Extracted data entries
------------------------------------------------------------

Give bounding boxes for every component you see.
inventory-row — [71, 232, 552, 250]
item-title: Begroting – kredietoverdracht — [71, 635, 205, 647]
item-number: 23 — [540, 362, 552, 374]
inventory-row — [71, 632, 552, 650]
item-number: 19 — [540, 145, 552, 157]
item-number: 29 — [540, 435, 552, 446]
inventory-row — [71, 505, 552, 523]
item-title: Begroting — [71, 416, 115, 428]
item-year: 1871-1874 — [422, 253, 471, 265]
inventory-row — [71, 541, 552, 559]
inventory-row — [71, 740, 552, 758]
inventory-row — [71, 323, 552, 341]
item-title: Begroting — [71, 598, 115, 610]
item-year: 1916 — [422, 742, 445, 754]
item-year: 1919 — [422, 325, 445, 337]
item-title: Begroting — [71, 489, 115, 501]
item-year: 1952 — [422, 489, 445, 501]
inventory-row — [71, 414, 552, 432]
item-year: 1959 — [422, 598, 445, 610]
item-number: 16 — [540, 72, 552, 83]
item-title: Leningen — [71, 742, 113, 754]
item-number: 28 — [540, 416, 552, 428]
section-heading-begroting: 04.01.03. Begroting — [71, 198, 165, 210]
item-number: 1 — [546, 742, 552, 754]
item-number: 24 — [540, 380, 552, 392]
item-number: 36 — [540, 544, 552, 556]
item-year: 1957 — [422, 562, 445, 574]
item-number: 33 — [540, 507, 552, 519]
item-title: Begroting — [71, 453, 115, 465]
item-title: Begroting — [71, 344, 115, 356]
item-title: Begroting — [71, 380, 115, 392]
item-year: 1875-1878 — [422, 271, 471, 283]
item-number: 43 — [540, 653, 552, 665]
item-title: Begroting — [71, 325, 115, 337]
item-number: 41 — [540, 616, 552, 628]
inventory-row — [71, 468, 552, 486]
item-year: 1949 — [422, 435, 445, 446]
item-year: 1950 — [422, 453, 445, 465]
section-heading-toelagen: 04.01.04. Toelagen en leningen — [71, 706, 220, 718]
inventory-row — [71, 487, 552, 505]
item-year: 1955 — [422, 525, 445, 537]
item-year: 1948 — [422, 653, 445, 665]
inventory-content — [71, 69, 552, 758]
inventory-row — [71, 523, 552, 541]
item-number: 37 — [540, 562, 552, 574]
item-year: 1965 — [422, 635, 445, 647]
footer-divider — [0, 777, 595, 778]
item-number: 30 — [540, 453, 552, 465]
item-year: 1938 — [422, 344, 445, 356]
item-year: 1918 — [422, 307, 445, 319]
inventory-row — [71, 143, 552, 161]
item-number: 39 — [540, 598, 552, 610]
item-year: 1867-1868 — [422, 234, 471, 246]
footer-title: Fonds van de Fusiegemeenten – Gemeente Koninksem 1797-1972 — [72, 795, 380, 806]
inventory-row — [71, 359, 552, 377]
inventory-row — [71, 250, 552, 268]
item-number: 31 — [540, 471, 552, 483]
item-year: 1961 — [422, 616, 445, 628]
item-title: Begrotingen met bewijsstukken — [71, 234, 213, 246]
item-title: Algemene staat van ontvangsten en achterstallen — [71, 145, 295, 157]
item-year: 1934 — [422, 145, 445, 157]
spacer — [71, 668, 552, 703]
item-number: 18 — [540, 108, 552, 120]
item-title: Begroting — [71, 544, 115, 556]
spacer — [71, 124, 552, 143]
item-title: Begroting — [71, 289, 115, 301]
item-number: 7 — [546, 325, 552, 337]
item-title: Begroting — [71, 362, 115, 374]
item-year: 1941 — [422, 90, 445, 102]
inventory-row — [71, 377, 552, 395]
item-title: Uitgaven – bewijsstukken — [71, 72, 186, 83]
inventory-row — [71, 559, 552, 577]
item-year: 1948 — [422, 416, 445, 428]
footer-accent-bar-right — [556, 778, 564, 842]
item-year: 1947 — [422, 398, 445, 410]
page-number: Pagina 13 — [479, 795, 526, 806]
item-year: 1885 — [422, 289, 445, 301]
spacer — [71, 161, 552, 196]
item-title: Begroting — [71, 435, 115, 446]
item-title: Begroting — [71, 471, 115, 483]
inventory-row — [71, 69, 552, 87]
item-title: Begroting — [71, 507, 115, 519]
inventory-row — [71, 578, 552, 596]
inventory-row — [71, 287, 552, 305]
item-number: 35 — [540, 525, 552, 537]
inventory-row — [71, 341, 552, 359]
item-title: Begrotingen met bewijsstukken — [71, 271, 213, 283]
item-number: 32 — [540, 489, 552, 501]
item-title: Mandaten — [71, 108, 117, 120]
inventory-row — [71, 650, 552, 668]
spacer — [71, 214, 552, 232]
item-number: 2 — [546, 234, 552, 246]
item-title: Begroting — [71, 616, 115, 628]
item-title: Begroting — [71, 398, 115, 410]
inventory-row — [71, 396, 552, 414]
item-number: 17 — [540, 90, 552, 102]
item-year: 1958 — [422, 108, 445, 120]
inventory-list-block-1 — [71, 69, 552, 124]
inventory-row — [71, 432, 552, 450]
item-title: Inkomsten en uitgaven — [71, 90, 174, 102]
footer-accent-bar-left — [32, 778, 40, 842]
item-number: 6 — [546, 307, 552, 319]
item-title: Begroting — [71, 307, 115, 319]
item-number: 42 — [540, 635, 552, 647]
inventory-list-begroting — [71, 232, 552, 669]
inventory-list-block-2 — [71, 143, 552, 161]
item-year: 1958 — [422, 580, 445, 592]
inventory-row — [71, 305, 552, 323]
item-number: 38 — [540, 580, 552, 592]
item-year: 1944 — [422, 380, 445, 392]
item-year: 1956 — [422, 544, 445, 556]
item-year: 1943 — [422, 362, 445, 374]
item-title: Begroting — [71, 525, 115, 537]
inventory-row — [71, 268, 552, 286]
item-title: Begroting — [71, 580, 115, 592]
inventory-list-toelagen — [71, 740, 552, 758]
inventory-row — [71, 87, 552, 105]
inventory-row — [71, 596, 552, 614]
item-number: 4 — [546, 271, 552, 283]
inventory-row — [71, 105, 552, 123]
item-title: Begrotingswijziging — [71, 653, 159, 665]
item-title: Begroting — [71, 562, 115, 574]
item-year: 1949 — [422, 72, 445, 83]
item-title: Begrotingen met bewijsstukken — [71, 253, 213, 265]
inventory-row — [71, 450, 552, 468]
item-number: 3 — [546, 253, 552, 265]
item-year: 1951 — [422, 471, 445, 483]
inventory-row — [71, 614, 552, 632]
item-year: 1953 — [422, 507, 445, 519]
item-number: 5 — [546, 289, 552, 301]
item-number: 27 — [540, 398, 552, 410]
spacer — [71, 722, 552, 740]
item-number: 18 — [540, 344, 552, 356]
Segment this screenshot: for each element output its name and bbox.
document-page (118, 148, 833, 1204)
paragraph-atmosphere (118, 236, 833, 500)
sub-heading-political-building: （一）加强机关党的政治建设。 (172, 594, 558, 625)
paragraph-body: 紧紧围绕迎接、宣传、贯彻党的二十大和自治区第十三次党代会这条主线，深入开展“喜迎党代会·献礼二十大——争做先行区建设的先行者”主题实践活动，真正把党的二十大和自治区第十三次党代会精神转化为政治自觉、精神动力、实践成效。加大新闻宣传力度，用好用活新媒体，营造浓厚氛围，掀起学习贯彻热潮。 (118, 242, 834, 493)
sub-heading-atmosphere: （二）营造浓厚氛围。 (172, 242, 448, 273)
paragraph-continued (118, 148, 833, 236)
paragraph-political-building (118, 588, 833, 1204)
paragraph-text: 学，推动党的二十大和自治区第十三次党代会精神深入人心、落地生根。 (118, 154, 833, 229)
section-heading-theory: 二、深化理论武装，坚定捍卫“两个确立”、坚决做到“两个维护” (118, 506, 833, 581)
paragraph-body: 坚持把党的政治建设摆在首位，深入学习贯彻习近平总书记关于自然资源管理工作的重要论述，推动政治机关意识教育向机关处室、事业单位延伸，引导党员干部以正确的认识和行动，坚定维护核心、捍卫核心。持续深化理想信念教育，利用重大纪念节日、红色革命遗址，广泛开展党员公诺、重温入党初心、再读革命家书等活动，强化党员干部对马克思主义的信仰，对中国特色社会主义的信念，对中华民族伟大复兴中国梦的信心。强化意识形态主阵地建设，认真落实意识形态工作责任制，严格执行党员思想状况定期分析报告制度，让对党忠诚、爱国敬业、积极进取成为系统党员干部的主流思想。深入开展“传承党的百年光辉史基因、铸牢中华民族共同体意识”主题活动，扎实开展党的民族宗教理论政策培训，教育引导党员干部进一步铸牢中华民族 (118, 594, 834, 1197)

------------------------------------------------------------

TASK INSTRUCTIONS
Extract the lines exactly, starting with the first line of the records and continuing through the line that contains "inventory-row — [71, 505, 552, 523]".

RESPONSE
Give bounding boxes for every component you see.
inventory-row — [71, 232, 552, 250]
item-title: Begroting – kredietoverdracht — [71, 635, 205, 647]
item-number: 23 — [540, 362, 552, 374]
inventory-row — [71, 632, 552, 650]
item-number: 19 — [540, 145, 552, 157]
item-number: 29 — [540, 435, 552, 446]
inventory-row — [71, 505, 552, 523]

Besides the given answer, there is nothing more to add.